** START OF Data for the task **
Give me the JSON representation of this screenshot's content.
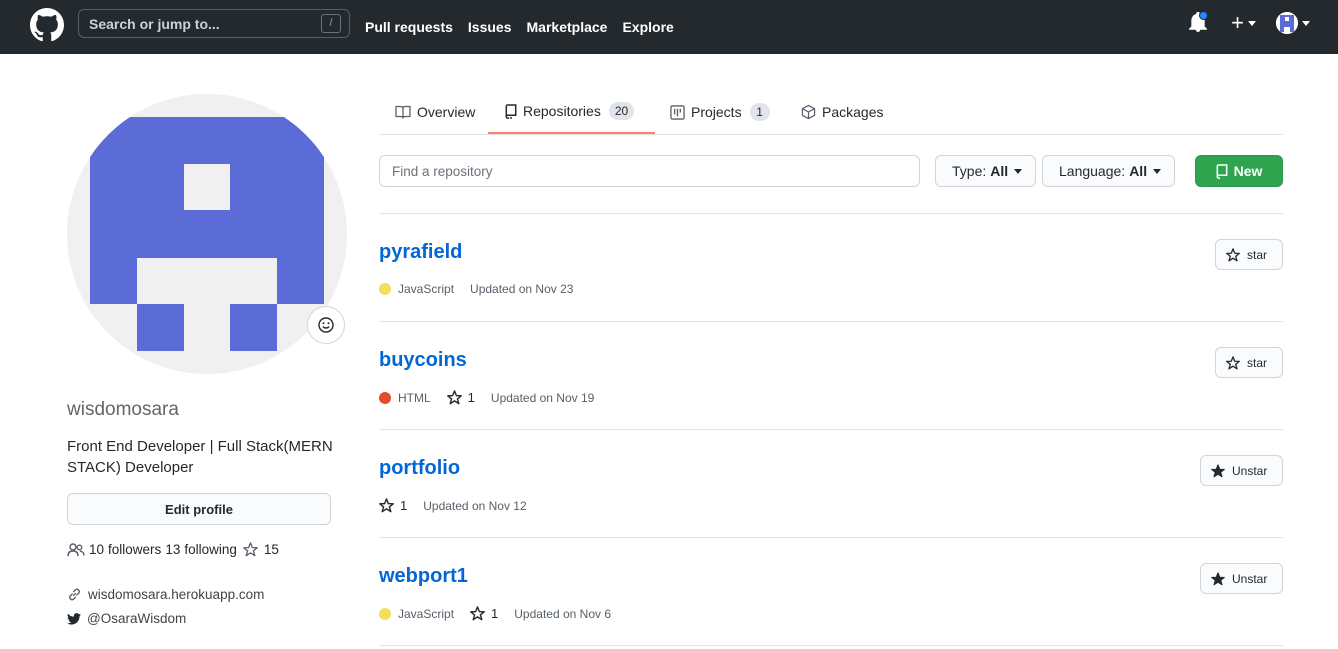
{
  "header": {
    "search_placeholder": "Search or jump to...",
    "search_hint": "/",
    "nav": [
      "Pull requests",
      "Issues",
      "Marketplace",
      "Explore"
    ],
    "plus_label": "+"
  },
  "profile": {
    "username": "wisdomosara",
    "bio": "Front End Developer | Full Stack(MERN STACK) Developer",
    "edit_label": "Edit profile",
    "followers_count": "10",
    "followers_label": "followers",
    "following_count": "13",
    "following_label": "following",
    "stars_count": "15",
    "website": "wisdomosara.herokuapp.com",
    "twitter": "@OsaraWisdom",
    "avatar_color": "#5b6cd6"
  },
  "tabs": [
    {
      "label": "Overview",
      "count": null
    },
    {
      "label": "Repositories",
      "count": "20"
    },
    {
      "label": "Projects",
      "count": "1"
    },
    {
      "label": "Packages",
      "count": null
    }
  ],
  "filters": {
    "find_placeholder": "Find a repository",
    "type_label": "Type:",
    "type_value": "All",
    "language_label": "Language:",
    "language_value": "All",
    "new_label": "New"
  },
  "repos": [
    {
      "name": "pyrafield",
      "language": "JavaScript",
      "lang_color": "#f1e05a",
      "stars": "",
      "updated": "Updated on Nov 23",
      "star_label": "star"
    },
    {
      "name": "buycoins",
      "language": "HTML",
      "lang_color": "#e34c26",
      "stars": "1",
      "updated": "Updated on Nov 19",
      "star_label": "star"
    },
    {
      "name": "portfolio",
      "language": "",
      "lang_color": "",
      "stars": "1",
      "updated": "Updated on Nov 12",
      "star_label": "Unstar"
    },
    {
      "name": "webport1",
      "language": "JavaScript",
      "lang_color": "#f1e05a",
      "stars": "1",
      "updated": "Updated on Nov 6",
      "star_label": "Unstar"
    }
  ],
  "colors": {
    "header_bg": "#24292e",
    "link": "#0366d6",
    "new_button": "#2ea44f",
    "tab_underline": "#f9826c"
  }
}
** END OF Data for the task **
Task statement: Only the number is wanted: how many lines of the material contain the word "wisdomosara"?

Response to the exercise: 2